-- BEGIN Records provided --
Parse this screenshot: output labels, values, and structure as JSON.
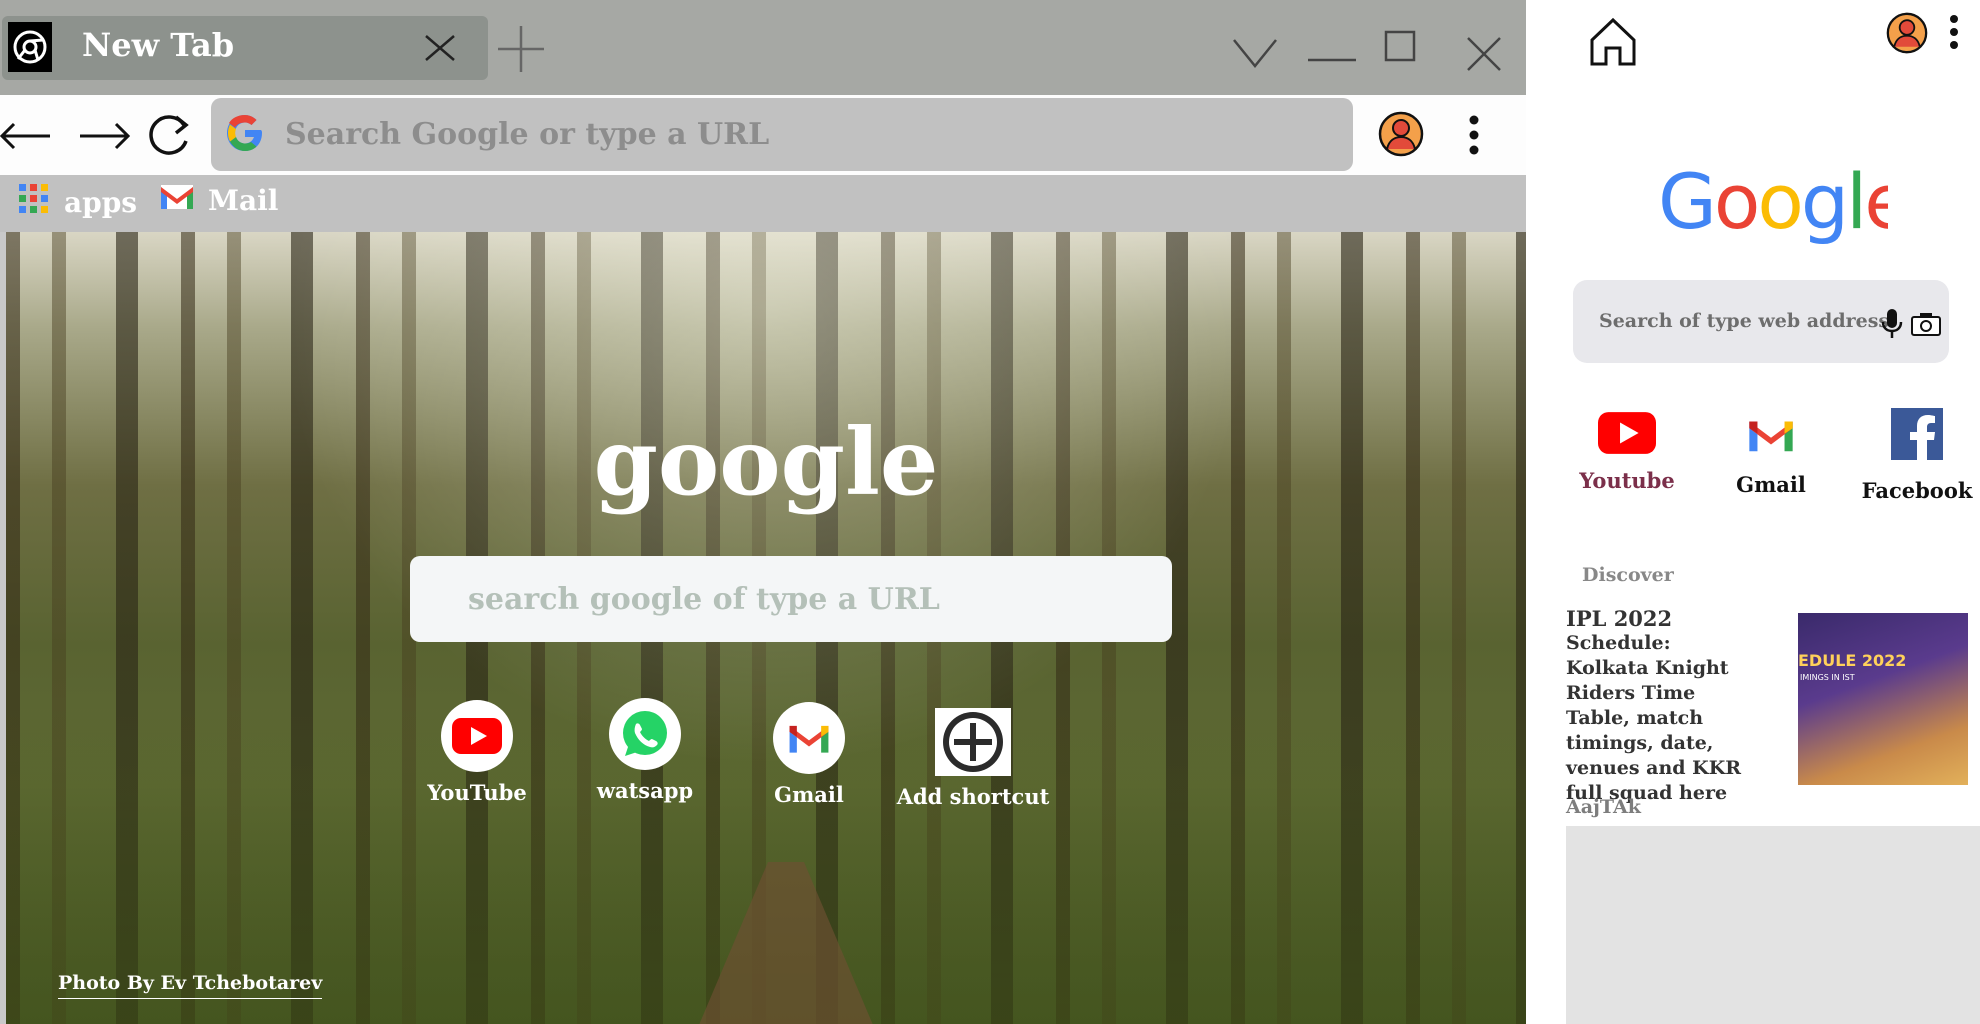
{
  "browser": {
    "tab": {
      "title": "New Tab"
    },
    "omnibox": {
      "placeholder": "Search Google or type a URL"
    },
    "bookmarks": [
      {
        "label": "apps",
        "icon": "apps-grid-icon"
      },
      {
        "label": "Mail",
        "icon": "gmail-icon"
      }
    ]
  },
  "new_tab_page": {
    "logo": "google",
    "search_placeholder": "search google of type a URL",
    "shortcuts": [
      {
        "label": "YouTube",
        "icon": "youtube-icon"
      },
      {
        "label": "watsapp",
        "icon": "whatsapp-icon"
      },
      {
        "label": "Gmail",
        "icon": "gmail-icon"
      },
      {
        "label": "Add shortcut",
        "icon": "plus-icon"
      }
    ],
    "photo_credit": "Photo By Ev Tchebotarev"
  },
  "mobile": {
    "search_placeholder": "Search of type web address",
    "shortcuts": [
      {
        "label": "Youtube",
        "icon": "youtube-icon"
      },
      {
        "label": "Gmail",
        "icon": "gmail-icon"
      },
      {
        "label": "Facebook",
        "icon": "facebook-icon"
      }
    ],
    "discover": {
      "heading": "Discover",
      "article": {
        "title": "IPL 2022",
        "body": "Schedule: Kolkata Knight Riders Time Table, match timings, date, venues and KKR full squad here",
        "source": "AajTAk",
        "thumbnail_text": "EDULE 2022",
        "thumbnail_subtext": "IMINGS IN IST"
      }
    }
  },
  "colors": {
    "tab_bar": "#a6a8a4",
    "active_tab": "#8d928d",
    "omnibox": "#c1c1c1",
    "youtube_red": "#ff0000",
    "whatsapp_green": "#25d366",
    "facebook_blue": "#3b5998"
  }
}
-- END Records provided --
Aim – From the listing, extract all text exactly as given and drop any picture.

Result of this exercise –
Parse this screenshot: output labels, values, and structure as JSON.
{
  "browser": {
    "tab": {
      "title": "New Tab"
    },
    "omnibox": {
      "placeholder": "Search Google or type a URL"
    },
    "bookmarks": [
      {
        "label": "apps",
        "icon": "apps-grid-icon"
      },
      {
        "label": "Mail",
        "icon": "gmail-icon"
      }
    ]
  },
  "new_tab_page": {
    "logo": "google",
    "search_placeholder": "search google of type a URL",
    "shortcuts": [
      {
        "label": "YouTube",
        "icon": "youtube-icon"
      },
      {
        "label": "watsapp",
        "icon": "whatsapp-icon"
      },
      {
        "label": "Gmail",
        "icon": "gmail-icon"
      },
      {
        "label": "Add shortcut",
        "icon": "plus-icon"
      }
    ],
    "photo_credit": "Photo By Ev Tchebotarev"
  },
  "mobile": {
    "search_placeholder": "Search of type web address",
    "shortcuts": [
      {
        "label": "Youtube",
        "icon": "youtube-icon"
      },
      {
        "label": "Gmail",
        "icon": "gmail-icon"
      },
      {
        "label": "Facebook",
        "icon": "facebook-icon"
      }
    ],
    "discover": {
      "heading": "Discover",
      "article": {
        "title": "IPL 2022",
        "body": "Schedule: Kolkata Knight Riders Time Table, match timings, date, venues and KKR full squad here",
        "source": "AajTAk",
        "thumbnail_text": "EDULE 2022",
        "thumbnail_subtext": "IMINGS IN IST"
      }
    }
  },
  "colors": {
    "tab_bar": "#a6a8a4",
    "active_tab": "#8d928d",
    "omnibox": "#c1c1c1",
    "youtube_red": "#ff0000",
    "whatsapp_green": "#25d366",
    "facebook_blue": "#3b5998"
  }
}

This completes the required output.